Work to do =>
Return the count of lines with the string "merah" in them, and nothing else.

[Stored entries]
+++

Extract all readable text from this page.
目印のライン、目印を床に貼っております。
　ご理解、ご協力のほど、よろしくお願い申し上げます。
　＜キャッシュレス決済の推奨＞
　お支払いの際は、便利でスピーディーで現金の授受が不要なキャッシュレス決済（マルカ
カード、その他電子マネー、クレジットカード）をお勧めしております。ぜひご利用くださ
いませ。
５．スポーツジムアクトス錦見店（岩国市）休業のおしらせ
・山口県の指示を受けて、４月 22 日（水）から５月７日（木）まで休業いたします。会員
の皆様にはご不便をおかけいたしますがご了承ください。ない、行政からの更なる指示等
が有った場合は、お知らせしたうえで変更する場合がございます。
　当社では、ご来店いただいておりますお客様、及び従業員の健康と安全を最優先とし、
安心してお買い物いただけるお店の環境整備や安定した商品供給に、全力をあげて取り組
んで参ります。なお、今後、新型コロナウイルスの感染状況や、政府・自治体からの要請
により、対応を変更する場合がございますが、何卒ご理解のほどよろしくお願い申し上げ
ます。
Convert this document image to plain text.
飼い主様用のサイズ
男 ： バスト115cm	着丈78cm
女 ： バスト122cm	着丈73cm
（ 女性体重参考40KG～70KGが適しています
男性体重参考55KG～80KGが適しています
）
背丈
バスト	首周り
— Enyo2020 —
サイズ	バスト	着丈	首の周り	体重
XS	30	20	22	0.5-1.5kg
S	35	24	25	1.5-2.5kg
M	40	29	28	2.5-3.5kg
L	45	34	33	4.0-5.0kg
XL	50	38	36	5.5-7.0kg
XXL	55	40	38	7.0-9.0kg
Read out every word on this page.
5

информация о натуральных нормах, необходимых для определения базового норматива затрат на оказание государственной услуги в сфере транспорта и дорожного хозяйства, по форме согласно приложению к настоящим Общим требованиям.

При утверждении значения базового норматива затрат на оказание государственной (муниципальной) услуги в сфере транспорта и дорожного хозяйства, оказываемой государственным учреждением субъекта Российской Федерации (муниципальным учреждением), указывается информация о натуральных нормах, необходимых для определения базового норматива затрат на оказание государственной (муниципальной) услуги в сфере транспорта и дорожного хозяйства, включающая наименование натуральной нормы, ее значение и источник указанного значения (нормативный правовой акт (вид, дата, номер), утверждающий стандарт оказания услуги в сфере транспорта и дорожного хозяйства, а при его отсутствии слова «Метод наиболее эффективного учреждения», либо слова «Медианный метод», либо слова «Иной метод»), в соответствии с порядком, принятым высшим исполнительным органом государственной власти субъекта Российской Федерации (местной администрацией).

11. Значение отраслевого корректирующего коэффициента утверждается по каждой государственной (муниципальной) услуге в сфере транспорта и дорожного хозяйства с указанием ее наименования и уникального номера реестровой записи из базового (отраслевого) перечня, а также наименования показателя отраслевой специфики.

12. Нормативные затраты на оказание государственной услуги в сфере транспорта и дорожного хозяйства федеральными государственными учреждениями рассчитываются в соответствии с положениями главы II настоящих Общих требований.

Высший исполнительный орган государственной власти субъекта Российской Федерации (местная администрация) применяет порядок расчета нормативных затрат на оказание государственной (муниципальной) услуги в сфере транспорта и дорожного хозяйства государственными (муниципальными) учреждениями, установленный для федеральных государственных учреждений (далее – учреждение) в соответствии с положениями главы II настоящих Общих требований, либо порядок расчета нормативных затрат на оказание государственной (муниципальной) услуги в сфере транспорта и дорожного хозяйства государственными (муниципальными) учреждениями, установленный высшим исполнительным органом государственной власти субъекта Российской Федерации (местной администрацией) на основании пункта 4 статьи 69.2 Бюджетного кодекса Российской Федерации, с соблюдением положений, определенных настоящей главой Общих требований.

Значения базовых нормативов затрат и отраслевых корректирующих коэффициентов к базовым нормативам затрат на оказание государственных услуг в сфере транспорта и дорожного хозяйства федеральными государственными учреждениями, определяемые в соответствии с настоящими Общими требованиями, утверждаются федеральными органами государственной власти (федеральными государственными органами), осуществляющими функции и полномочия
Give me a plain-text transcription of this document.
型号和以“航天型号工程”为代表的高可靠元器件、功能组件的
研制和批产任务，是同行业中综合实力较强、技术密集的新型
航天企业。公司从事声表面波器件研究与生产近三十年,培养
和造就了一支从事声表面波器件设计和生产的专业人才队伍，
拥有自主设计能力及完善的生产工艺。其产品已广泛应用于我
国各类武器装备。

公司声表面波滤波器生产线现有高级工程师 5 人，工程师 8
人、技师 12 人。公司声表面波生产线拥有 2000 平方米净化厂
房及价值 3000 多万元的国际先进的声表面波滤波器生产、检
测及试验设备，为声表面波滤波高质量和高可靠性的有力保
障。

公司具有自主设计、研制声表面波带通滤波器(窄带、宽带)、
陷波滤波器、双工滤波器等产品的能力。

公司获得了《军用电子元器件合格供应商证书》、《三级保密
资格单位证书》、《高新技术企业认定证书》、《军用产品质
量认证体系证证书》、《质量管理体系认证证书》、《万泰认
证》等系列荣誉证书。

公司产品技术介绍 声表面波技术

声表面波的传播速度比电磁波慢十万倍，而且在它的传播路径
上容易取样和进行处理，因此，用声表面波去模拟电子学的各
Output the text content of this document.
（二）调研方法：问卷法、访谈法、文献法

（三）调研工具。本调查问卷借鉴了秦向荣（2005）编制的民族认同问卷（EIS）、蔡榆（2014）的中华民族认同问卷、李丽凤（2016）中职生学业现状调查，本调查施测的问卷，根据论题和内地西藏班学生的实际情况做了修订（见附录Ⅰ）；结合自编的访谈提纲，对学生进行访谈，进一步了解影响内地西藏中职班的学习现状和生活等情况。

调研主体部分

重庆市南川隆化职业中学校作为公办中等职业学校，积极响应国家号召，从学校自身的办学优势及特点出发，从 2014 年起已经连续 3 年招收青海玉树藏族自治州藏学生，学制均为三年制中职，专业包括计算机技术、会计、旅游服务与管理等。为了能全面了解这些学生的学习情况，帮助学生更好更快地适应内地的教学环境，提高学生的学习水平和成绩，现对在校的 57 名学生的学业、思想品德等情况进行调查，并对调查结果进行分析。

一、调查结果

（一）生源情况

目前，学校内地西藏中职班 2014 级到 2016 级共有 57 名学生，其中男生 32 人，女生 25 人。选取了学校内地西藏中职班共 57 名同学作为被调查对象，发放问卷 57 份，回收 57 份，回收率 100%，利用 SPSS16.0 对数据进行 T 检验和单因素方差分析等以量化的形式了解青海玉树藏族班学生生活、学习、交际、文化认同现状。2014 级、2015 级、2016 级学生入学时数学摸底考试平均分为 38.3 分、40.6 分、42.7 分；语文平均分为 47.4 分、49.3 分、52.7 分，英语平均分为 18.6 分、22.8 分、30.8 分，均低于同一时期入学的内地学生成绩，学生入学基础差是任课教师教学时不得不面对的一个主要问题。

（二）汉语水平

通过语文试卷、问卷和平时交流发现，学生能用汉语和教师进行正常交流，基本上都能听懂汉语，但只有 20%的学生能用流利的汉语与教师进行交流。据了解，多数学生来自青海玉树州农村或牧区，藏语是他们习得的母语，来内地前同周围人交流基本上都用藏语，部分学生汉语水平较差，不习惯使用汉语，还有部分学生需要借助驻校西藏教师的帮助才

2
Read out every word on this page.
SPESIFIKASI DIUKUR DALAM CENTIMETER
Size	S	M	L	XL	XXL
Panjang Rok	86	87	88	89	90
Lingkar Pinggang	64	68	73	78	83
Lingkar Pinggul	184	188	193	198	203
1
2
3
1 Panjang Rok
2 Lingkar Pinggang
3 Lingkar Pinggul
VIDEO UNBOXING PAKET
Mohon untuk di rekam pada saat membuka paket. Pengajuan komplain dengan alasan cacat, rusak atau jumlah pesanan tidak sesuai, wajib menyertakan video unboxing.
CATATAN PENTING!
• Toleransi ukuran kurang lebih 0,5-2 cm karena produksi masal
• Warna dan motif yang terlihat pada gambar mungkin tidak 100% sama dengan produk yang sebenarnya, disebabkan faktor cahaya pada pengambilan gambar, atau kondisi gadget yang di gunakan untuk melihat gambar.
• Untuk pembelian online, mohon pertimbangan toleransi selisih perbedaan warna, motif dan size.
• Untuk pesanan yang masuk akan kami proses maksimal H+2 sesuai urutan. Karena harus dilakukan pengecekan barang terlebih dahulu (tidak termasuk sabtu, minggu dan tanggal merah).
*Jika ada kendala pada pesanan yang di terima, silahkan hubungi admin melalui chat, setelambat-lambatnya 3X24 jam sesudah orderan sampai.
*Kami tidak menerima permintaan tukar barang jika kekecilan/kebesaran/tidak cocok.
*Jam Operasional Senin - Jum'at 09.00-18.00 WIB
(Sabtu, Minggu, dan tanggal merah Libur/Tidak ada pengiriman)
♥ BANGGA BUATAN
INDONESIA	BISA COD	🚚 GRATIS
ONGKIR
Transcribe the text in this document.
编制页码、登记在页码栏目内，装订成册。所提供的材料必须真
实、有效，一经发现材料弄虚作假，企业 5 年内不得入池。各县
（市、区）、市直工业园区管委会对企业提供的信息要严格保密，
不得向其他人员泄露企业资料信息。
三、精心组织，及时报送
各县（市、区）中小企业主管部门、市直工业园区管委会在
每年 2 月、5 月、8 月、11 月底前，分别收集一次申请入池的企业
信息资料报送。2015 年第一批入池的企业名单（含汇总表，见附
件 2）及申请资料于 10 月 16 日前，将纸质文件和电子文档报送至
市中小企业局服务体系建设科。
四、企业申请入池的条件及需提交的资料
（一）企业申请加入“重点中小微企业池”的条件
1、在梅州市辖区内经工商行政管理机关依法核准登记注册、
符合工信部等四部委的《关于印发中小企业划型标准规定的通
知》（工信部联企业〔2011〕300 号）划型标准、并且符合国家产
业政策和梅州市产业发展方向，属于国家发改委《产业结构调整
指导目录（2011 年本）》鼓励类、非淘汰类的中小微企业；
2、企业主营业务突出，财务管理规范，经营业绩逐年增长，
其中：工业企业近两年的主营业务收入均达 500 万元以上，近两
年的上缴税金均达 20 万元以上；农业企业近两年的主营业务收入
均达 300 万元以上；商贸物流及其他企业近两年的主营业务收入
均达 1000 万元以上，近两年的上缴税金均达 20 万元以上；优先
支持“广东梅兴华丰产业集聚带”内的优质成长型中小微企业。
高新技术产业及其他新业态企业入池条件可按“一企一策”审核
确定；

+++

Response for this exercise =>
2